§ **Work required**: Leave out the pictures and transcribe the rest of the records exactly.
--- BEGIN ---
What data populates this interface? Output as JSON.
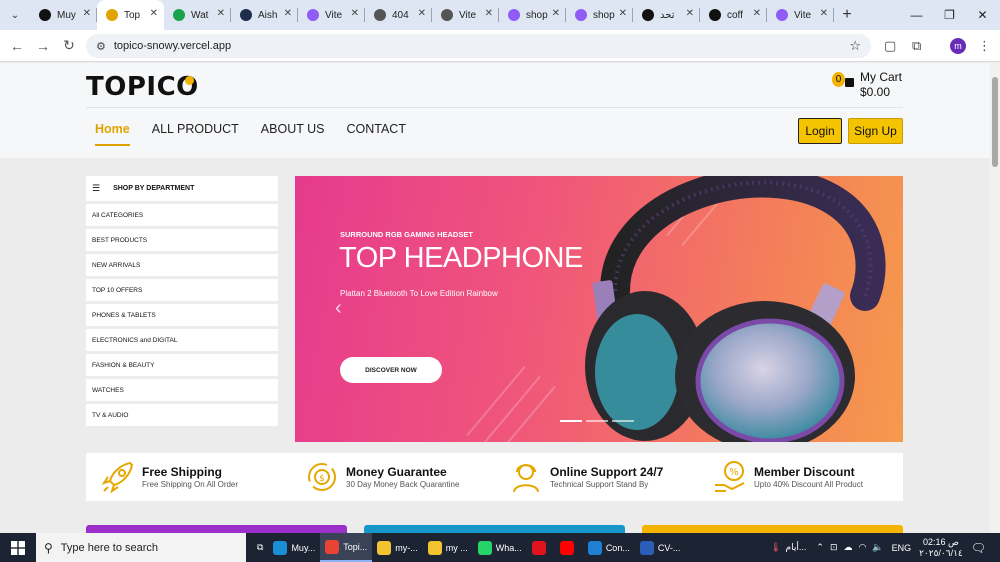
{
  "browser": {
    "tabs": [
      {
        "title": "Muy",
        "icon": "github-icon",
        "color": "#111111",
        "active": false
      },
      {
        "title": "Top",
        "icon": "mail-icon",
        "color": "#e0a300",
        "active": true
      },
      {
        "title": "Wat",
        "icon": "check-circle-icon",
        "color": "#1aa34a",
        "active": false
      },
      {
        "title": "Aish",
        "icon": "react-icon",
        "color": "#1f2d4d",
        "active": false
      },
      {
        "title": "Vite",
        "icon": "vite-icon",
        "color": "#8f5cf6",
        "active": false
      },
      {
        "title": "404",
        "icon": "globe-icon",
        "color": "#555555",
        "active": false
      },
      {
        "title": "Vite",
        "icon": "globe-icon",
        "color": "#555555",
        "active": false
      },
      {
        "title": "shop",
        "icon": "vite-icon",
        "color": "#8f5cf6",
        "active": false
      },
      {
        "title": "shop",
        "icon": "vite-icon",
        "color": "#8f5cf6",
        "active": false
      },
      {
        "title": "تحد",
        "icon": "openai-icon",
        "color": "#111111",
        "active": false
      },
      {
        "title": "coff",
        "icon": "vercel-icon",
        "color": "#111111",
        "active": false
      },
      {
        "title": "Vite",
        "icon": "vite-icon",
        "color": "#8f5cf6",
        "active": false
      }
    ],
    "url": "topico-snowy.vercel.app",
    "profile_initial": "m"
  },
  "site": {
    "logo": "TOPICO",
    "cart": {
      "count": "0",
      "label": "My Cart",
      "total": "$0.00"
    },
    "nav": [
      {
        "label": "Home",
        "active": true
      },
      {
        "label": "ALL PRODUCT",
        "active": false
      },
      {
        "label": "ABOUT US",
        "active": false
      },
      {
        "label": "CONTACT",
        "active": false
      }
    ],
    "login_label": "Login",
    "signup_label": "Sign Up"
  },
  "sidebar": {
    "title": "SHOP BY DEPARTMENT",
    "items": [
      "All CATEGORIES",
      "BEST PRODUCTS",
      "NEW ARRIVALS",
      "TOP 10 OFFERS",
      "PHONES & TABLETS",
      "ELECTRONICS and DIGITAL",
      "FASHION & BEAUTY",
      "WATCHES",
      "TV & AUDIO"
    ]
  },
  "banner": {
    "subtitle": "SURROUND RGB GAMING HEADSET",
    "title": "TOP HEADPHONE",
    "description": "Plattan 2 Bluetooth To Love Edition Rainbow",
    "button": "DISCOVER NOW",
    "slides": 3,
    "current_slide": 1
  },
  "features": [
    {
      "title": "Free Shipping",
      "subtitle": "Free Shipping On All Order",
      "icon": "rocket-icon"
    },
    {
      "title": "Money Guarantee",
      "subtitle": "30 Day Money Back Quarantine",
      "icon": "money-cycle-icon"
    },
    {
      "title": "Online Support 24/7",
      "subtitle": "Technical Support Stand By",
      "icon": "support-agent-icon"
    },
    {
      "title": "Member Discount",
      "subtitle": "Upto 40% Discount All Product",
      "icon": "discount-hand-icon"
    }
  ],
  "promo_colors": [
    "#9b2fc9",
    "#1796c9",
    "#f5b301"
  ],
  "taskbar": {
    "search_placeholder": "Type here to search",
    "items": [
      {
        "label": "Muy...",
        "icon": "edge-icon",
        "color": "#1b8fd6",
        "active": false
      },
      {
        "label": "Topi...",
        "icon": "chrome-icon",
        "color": "#e84335",
        "active": true
      },
      {
        "label": "my-...",
        "icon": "folder-icon",
        "color": "#f2c230",
        "active": false
      },
      {
        "label": "my ...",
        "icon": "folder-icon",
        "color": "#f2c230",
        "active": false
      },
      {
        "label": "Wha...",
        "icon": "whatsapp-icon",
        "color": "#25d366",
        "active": false
      },
      {
        "label": "",
        "icon": "opera-icon",
        "color": "#e1141e",
        "active": false
      },
      {
        "label": "",
        "icon": "youtube-icon",
        "color": "#ff0000",
        "active": false
      },
      {
        "label": "Con...",
        "icon": "vscode-icon",
        "color": "#1f7fd2",
        "active": false
      },
      {
        "label": "CV-...",
        "icon": "word-icon",
        "color": "#2b5fb7",
        "active": false
      }
    ],
    "weather": "أيام...",
    "lang": "ENG",
    "time": "02:16 ص",
    "date": "٢٠٢٥/٠٦/١٤"
  }
}
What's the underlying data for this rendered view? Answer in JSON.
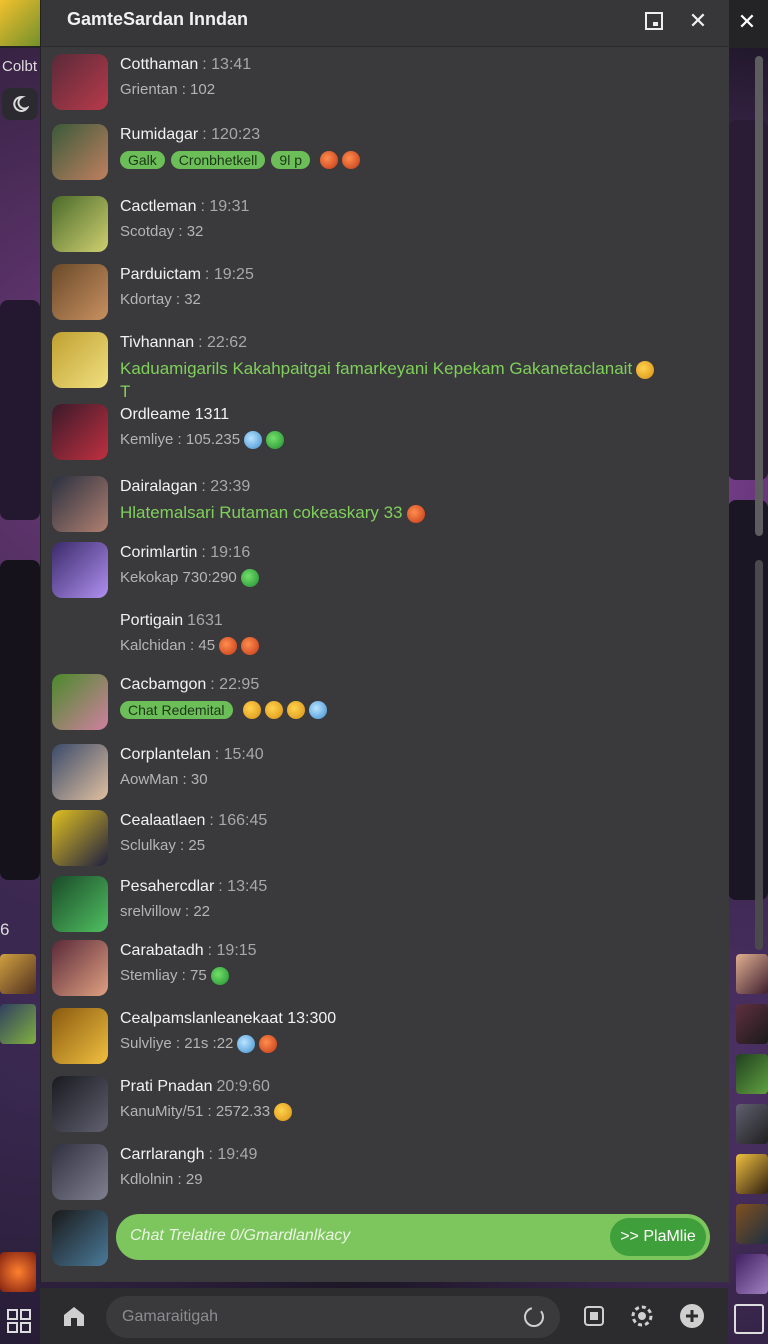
--- END ---
§ **In response**:
What data populates this interface? Output as JSON.
{
  "browser": {
    "tabs": [
      {
        "title": "Muy",
        "icon": "github-icon",
        "color": "#111111",
        "active": false
      },
      {
        "title": "Top",
        "icon": "mail-icon",
        "color": "#e0a300",
        "active": true
      },
      {
        "title": "Wat",
        "icon": "check-circle-icon",
        "color": "#1aa34a",
        "active": false
      },
      {
        "title": "Aish",
        "icon": "react-icon",
        "color": "#1f2d4d",
        "active": false
      },
      {
        "title": "Vite",
        "icon": "vite-icon",
        "color": "#8f5cf6",
        "active": false
      },
      {
        "title": "404",
        "icon": "globe-icon",
        "color": "#555555",
        "active": false
      },
      {
        "title": "Vite",
        "icon": "globe-icon",
        "color": "#555555",
        "active": false
      },
      {
        "title": "shop",
        "icon": "vite-icon",
        "color": "#8f5cf6",
        "active": false
      },
      {
        "title": "shop",
        "icon": "vite-icon",
        "color": "#8f5cf6",
        "active": false
      },
      {
        "title": "تحد",
        "icon": "openai-icon",
        "color": "#111111",
        "active": false
      },
      {
        "title": "coff",
        "icon": "vercel-icon",
        "color": "#111111",
        "active": false
      },
      {
        "title": "Vite",
        "icon": "vite-icon",
        "color": "#8f5cf6",
        "active": false
      }
    ],
    "url": "topico-snowy.vercel.app",
    "profile_initial": "m"
  },
  "site": {
    "logo": "TOPICO",
    "cart": {
      "count": "0",
      "label": "My Cart",
      "total": "$0.00"
    },
    "nav": [
      {
        "label": "Home",
        "active": true
      },
      {
        "label": "ALL PRODUCT",
        "active": false
      },
      {
        "label": "ABOUT US",
        "active": false
      },
      {
        "label": "CONTACT",
        "active": false
      }
    ],
    "login_label": "Login",
    "signup_label": "Sign Up"
  },
  "sidebar": {
    "title": "SHOP BY DEPARTMENT",
    "items": [
      "All CATEGORIES",
      "BEST PRODUCTS",
      "NEW ARRIVALS",
      "TOP 10 OFFERS",
      "PHONES & TABLETS",
      "ELECTRONICS and DIGITAL",
      "FASHION & BEAUTY",
      "WATCHES",
      "TV & AUDIO"
    ]
  },
  "banner": {
    "subtitle": "SURROUND RGB GAMING HEADSET",
    "title": "TOP HEADPHONE",
    "description": "Plattan 2 Bluetooth To Love Edition Rainbow",
    "button": "DISCOVER NOW",
    "slides": 3,
    "current_slide": 1
  },
  "features": [
    {
      "title": "Free Shipping",
      "subtitle": "Free Shipping On All Order",
      "icon": "rocket-icon"
    },
    {
      "title": "Money Guarantee",
      "subtitle": "30 Day Money Back Quarantine",
      "icon": "money-cycle-icon"
    },
    {
      "title": "Online Support 24/7",
      "subtitle": "Technical Support Stand By",
      "icon": "support-agent-icon"
    },
    {
      "title": "Member Discount",
      "subtitle": "Upto 40% Discount All Product",
      "icon": "discount-hand-icon"
    }
  ],
  "promo_colors": [
    "#9b2fc9",
    "#1796c9",
    "#f5b301"
  ],
  "taskbar": {
    "search_placeholder": "Type here to search",
    "items": [
      {
        "label": "Muy...",
        "icon": "edge-icon",
        "color": "#1b8fd6",
        "active": false
      },
      {
        "label": "Topi...",
        "icon": "chrome-icon",
        "color": "#e84335",
        "active": true
      },
      {
        "label": "my-...",
        "icon": "folder-icon",
        "color": "#f2c230",
        "active": false
      },
      {
        "label": "my ...",
        "icon": "folder-icon",
        "color": "#f2c230",
        "active": false
      },
      {
        "label": "Wha...",
        "icon": "whatsapp-icon",
        "color": "#25d366",
        "active": false
      },
      {
        "label": "",
        "icon": "opera-icon",
        "color": "#e1141e",
        "active": false
      },
      {
        "label": "",
        "icon": "youtube-icon",
        "color": "#ff0000",
        "active": false
      },
      {
        "label": "Con...",
        "icon": "vscode-icon",
        "color": "#1f7fd2",
        "active": false
      },
      {
        "label": "CV-...",
        "icon": "word-icon",
        "color": "#2b5fb7",
        "active": false
      }
    ],
    "weather": "أيام...",
    "lang": "ENG",
    "time": "02:16 ص",
    "date": "٢٠٢٥/٠٦/١٤"
  }
}
What's the underlying data for this rendered view? Answer in JSON.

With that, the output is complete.